* [WHAT IS ASKED]
Wherever the word "correct" appears in a line, extract that line.
----- DATA PROVIDED
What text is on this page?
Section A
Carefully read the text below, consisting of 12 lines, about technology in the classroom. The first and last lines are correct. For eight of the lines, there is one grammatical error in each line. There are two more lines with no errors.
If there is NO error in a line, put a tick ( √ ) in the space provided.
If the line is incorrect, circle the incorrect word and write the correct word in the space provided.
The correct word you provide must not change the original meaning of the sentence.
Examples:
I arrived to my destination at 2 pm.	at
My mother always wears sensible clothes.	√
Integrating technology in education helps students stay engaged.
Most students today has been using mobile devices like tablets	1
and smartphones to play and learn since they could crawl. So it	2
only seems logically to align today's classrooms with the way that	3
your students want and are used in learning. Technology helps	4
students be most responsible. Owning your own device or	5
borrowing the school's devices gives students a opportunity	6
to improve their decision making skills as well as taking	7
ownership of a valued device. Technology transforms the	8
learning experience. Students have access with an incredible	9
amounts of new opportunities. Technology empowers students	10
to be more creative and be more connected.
----------
* [SOLUTION FOR THIS PROBLEM]
Carefully read the text below, consisting of 12 lines, about technology in the classroom. The first and last lines are correct. For eight of the lines, there is one grammatical error in each line. There are two more lines with no errors.
If the line is incorrect, circle the incorrect word and write the correct word in the space provided.
The correct word you provide must not change the original meaning of the sentence.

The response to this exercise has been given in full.